**Texte source**
# # # # #
LES ALLEMANDS SUPPRIMENT LA CONCURENCE.
M. Laborie, dont l'usine – comme les autres – a été pillée et repillée, adresse, le 6 octobre, au pillard-chef, capitaine Goerz, industriel près d'Aix-la-Chapelle et conseiller du commerce extérieur – ce qui n'est pas un pourboire politique en Allemagne, - la lettre suivante:
Le soldat chargé des réquisitions des marchandises de mon usine me dit qu'il a ordre d'enlever sur métiers les fils de coton (piennes) qui forment le remettage du harnais.
Avant de commencer ce travail, je crois de mon devoir de vous donner les renseignements suivants:
Ce coton est le seul qui reste actuellement sur métier et peut donner en moyenne 100 grammes par métier; il ne dera autre que du déchet dont la valeur est de o fr. 75 le kilo.
J'ai dans l'atelier, 288 métiers qui donneront 28 kilos 800, soit pour la somme de 21 francs 60 centimes.
Le jour où il me sera possible de remettre l'usine en marche, la façon de ce remettage m'occasionnera un minimum moyen de 30 francs de frais par métier; en outre, pour certains équipages cette manutention entraînera la réfection complète du harnais, d'où une dépense totale de plus de 10 000 francs.
# # # # #
**Données fournies**
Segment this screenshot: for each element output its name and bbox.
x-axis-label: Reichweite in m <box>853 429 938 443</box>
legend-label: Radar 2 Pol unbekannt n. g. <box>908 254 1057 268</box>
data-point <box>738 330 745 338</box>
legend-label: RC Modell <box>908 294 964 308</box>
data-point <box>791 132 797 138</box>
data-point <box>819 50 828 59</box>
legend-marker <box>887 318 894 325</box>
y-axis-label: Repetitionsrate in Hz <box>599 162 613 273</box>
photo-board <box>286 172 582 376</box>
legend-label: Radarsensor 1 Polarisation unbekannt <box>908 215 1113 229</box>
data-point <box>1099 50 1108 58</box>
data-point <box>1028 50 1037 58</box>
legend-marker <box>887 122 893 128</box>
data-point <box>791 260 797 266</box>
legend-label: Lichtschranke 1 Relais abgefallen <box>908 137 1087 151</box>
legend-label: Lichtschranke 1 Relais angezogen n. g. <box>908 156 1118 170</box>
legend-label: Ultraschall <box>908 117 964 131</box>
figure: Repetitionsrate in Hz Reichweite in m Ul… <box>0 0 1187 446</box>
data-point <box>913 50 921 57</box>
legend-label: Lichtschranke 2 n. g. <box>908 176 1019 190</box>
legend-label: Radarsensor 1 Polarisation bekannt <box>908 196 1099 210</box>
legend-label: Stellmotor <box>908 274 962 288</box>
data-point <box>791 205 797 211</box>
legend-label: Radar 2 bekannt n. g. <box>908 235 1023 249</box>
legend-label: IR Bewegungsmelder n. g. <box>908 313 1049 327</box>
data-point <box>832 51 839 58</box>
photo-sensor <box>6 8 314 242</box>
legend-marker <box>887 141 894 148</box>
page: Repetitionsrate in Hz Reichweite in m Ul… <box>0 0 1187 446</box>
# # # # #
**Exercice court 1**
Recopiez à l'identique toutes les entrées du bloc 1, de la première à la dernière ligne.
**Exercice court 2**
Reprenez le texte sur les réquisitions dans l'usine de M. Laborie à la suite de sa dernière phrase.
Le texte et les entrées proviennent de sources distinctes.

**Réponse correcte 1**
Segment this screenshot: for each element output its name and bbox.
x-axis-label: Reichweite in m <box>853 429 938 443</box>
legend-label: Radar 2 Pol unbekannt n. g. <box>908 254 1057 268</box>
data-point <box>738 330 745 338</box>
legend-label: RC Modell <box>908 294 964 308</box>
data-point <box>791 132 797 138</box>
data-point <box>819 50 828 59</box>
legend-marker <box>887 318 894 325</box>
y-axis-label: Repetitionsrate in Hz <box>599 162 613 273</box>
photo-board <box>286 172 582 376</box>
legend-label: Radarsensor 1 Polarisation unbekannt <box>908 215 1113 229</box>
data-point <box>1099 50 1108 58</box>
data-point <box>1028 50 1037 58</box>
legend-marker <box>887 122 893 128</box>
data-point <box>791 260 797 266</box>
legend-label: Lichtschranke 1 Relais abgefallen <box>908 137 1087 151</box>
legend-label: Lichtschranke 1 Relais angezogen n. g. <box>908 156 1118 170</box>
legend-label: Ultraschall <box>908 117 964 131</box>
figure: Repetitionsrate in Hz Reichweite in m Ul… <box>0 0 1187 446</box>
data-point <box>913 50 921 57</box>
legend-label: Lichtschranke 2 n. g. <box>908 176 1019 190</box>
legend-label: Radarsensor 1 Polarisation bekannt <box>908 196 1099 210</box>
legend-label: Stellmotor <box>908 274 962 288</box>
data-point <box>791 205 797 211</box>
legend-label: Radar 2 bekannt n. g. <box>908 235 1023 249</box>
legend-label: IR Bewegungsmelder n. g. <box>908 313 1049 327</box>
data-point <box>832 51 839 58</box>
photo-sensor <box>6 8 314 242</box>
legend-marker <box>887 141 894 148</box>
page: Repetitionsrate in Hz Reichweite in m Ul… <box>0 0 1187 446</box>

**Réponse correcte 2**
Veuillez agréer, etc.
Inutile de dire que M. Laborie ne se faisait aucune illusion étant donné ce qui se passait chez les autres, mais il avait voulu marquer le coup. Goerz, à qui la lettre fut portée directement, la parcourut et la déchira.
Ce jour là même, j'aborde M. Auguste Boudoux, regardant, du porche de la Chambre de Commerce, charger par des civils sous la direction d'un soldat et sur un camion de blanchisserie des marchandises enlevées chez lui. Sur chaque caisse est collée une étiquette avec un mot imprimé signifiant Butin de guerre. - Qu'est-ce qu'on vous vole encore? - Aujourd'hui, c'est le tour de 1 800 pièces de petits rideaux, soit 108 000 mètres. - Il vous en restait donc? - Cher Monsieur, j'estime à trois millions de mètres ce qu'ils nous ont pris à Nauroy, route de Guise et ici. C'est incroyable ce qu'il y avait de marchandises entassées dans ce pays! Que voulez-vous? Nous avions une fabrication homéopathique pour ainsi dire, une fabrication d'échantillons. Toujours du nouveau! Toujours autre chose! Est-ce le goût du public? Est-ce manque de méthode chez l'industriel, d'envergure chez l'acheteur, de décision chez le voyageur? Quoiqu'il en soit, nous faisions de l'arrosage tandis que nos concurrents font de l'irrigation. Ajoutez une main-œuvre très exigeante et trop souvent imparfaite. Ainsi entassions-nous des Pélions de rideaux sur des Ossas de brise-bis, et de même dans toute la partie. Les Allemands font la liquidation d'un coup.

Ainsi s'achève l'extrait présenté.